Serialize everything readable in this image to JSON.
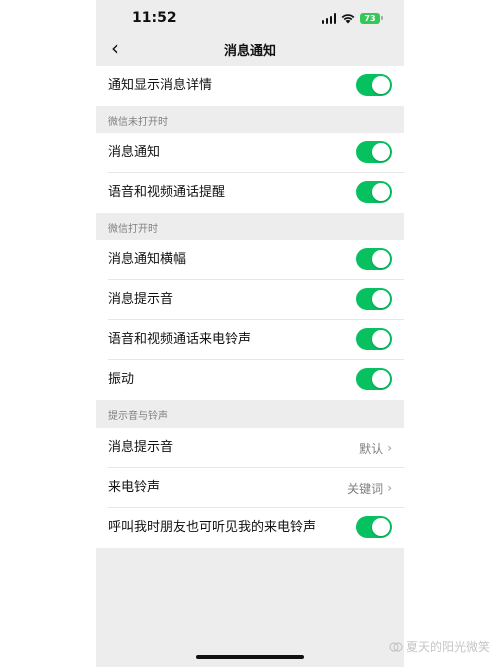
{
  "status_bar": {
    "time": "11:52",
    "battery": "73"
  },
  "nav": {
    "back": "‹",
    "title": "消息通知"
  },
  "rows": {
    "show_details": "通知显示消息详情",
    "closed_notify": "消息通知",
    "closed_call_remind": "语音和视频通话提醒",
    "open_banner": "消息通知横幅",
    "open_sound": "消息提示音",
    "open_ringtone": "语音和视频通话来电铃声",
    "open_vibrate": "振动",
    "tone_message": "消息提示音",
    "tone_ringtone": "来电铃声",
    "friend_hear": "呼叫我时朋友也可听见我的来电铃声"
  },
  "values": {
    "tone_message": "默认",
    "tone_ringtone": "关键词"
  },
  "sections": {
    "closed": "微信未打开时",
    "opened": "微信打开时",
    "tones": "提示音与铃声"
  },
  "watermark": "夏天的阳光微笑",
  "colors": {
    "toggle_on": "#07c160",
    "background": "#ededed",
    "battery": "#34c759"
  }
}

## Written request
Track down all lines above with the string "消息提示音" and copy them.

## Written answer
    "open_sound": "消息提示音",
    "tone_message": "消息提示音",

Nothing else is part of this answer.